Exercise prompt:
Select the lines that hold the word "grid" and copy each one.

(Dataset items)
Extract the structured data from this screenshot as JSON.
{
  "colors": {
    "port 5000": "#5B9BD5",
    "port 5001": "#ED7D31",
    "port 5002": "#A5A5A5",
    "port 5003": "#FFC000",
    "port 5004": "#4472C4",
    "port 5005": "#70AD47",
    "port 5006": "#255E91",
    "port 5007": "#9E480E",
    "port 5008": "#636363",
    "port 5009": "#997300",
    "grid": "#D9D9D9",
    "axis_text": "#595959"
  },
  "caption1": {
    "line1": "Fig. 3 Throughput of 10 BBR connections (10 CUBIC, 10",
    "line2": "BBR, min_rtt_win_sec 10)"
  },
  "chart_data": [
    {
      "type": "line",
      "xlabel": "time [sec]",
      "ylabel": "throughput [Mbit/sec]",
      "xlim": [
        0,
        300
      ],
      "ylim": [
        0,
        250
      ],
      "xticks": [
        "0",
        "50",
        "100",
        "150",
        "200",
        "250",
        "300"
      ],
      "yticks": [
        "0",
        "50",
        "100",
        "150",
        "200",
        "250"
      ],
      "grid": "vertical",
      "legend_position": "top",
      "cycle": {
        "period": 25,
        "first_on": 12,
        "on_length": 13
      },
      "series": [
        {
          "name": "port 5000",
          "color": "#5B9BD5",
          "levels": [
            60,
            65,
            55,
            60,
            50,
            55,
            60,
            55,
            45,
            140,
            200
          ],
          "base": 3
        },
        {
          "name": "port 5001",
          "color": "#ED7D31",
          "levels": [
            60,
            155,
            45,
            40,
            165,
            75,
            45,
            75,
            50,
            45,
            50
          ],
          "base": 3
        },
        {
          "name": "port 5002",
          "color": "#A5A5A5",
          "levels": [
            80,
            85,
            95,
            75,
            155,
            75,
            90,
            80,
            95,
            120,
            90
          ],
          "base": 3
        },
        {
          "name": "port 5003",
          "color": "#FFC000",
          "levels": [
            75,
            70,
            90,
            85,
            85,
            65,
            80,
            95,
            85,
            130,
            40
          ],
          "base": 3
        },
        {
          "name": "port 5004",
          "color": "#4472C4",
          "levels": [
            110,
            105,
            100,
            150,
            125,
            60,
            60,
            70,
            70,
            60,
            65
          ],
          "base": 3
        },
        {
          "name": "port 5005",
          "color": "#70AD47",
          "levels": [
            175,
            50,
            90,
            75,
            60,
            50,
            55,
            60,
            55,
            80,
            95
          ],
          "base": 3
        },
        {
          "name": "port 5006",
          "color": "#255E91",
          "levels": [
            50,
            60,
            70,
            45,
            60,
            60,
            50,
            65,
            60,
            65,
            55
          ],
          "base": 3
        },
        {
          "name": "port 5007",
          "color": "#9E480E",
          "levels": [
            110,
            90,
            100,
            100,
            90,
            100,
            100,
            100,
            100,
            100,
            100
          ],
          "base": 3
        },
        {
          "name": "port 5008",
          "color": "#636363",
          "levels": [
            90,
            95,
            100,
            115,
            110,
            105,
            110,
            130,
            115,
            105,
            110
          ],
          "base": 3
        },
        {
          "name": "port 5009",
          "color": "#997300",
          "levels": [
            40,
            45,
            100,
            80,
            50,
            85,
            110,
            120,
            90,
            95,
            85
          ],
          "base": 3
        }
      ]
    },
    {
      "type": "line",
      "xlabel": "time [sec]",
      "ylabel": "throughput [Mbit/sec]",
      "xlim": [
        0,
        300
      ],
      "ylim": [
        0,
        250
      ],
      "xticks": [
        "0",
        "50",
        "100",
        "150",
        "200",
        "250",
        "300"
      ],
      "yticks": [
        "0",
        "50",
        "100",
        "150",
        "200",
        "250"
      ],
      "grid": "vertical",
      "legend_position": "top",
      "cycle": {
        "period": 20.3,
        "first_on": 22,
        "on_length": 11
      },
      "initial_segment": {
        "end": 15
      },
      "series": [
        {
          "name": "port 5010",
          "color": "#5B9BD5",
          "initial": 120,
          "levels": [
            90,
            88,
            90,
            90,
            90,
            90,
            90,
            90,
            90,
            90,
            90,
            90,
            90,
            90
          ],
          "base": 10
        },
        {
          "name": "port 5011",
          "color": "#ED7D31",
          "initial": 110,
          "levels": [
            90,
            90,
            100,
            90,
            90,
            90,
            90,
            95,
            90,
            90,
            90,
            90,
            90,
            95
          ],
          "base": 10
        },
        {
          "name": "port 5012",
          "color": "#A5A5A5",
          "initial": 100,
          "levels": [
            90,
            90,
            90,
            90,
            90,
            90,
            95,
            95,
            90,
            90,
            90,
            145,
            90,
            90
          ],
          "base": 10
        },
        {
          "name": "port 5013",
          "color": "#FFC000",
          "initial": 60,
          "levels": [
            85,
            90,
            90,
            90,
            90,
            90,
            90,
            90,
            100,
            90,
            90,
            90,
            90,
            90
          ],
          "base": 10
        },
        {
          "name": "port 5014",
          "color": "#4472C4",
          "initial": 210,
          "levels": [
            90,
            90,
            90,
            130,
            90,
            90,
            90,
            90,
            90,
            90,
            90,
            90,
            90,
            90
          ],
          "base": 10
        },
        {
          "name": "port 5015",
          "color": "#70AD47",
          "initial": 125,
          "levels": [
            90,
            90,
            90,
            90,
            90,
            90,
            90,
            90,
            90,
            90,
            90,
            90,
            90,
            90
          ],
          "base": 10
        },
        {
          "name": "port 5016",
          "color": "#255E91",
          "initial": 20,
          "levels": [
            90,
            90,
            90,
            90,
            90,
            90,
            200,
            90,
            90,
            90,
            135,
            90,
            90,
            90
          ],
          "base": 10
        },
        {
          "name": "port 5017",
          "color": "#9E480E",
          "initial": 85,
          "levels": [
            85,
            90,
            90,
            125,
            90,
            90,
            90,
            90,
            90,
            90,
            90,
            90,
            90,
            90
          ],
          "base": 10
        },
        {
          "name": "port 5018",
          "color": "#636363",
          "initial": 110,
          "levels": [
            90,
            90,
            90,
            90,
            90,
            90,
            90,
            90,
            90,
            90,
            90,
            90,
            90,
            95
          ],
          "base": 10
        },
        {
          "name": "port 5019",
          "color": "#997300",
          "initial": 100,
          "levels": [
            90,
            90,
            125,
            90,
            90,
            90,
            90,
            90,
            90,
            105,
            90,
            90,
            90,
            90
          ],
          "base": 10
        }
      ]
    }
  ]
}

* * *

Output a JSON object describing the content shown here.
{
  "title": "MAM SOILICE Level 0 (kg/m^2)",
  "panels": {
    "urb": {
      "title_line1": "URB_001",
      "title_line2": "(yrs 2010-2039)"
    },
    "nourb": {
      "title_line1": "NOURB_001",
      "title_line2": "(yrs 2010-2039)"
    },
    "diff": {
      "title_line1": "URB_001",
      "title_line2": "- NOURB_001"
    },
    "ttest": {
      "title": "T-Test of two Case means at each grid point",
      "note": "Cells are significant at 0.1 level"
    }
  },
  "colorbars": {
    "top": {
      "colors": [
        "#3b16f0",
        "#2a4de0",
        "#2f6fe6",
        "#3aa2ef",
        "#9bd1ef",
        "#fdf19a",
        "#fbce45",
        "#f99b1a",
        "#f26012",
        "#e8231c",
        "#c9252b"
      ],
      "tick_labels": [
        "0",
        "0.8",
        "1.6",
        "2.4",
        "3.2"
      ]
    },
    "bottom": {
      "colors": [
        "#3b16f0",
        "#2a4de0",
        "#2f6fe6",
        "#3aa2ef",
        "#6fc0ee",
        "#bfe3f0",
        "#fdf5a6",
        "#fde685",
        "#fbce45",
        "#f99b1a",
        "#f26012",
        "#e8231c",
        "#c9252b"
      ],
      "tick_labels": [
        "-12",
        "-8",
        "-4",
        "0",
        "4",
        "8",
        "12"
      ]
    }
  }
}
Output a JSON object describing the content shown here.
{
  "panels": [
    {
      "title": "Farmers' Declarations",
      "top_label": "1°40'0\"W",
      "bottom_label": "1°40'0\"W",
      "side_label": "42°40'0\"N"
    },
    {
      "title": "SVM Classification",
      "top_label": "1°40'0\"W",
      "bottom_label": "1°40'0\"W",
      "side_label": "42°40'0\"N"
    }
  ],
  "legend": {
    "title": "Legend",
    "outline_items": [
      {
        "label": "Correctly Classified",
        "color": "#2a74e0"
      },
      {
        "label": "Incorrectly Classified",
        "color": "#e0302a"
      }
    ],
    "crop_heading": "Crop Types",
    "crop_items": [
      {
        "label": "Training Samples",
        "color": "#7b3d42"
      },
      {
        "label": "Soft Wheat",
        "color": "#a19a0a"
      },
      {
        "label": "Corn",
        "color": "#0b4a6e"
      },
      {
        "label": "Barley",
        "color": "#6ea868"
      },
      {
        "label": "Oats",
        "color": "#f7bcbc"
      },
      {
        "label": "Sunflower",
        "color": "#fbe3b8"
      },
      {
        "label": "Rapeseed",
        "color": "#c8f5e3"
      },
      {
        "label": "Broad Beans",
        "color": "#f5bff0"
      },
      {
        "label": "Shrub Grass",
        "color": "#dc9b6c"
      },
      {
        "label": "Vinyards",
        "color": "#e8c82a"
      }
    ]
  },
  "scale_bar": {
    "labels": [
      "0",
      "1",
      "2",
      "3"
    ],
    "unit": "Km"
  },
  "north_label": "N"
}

Solution:
    "grid": "#D9D9D9",
      "grid": "vertical",
      "grid": "vertical",
      "title": "T-Test of two Case means at each grid point",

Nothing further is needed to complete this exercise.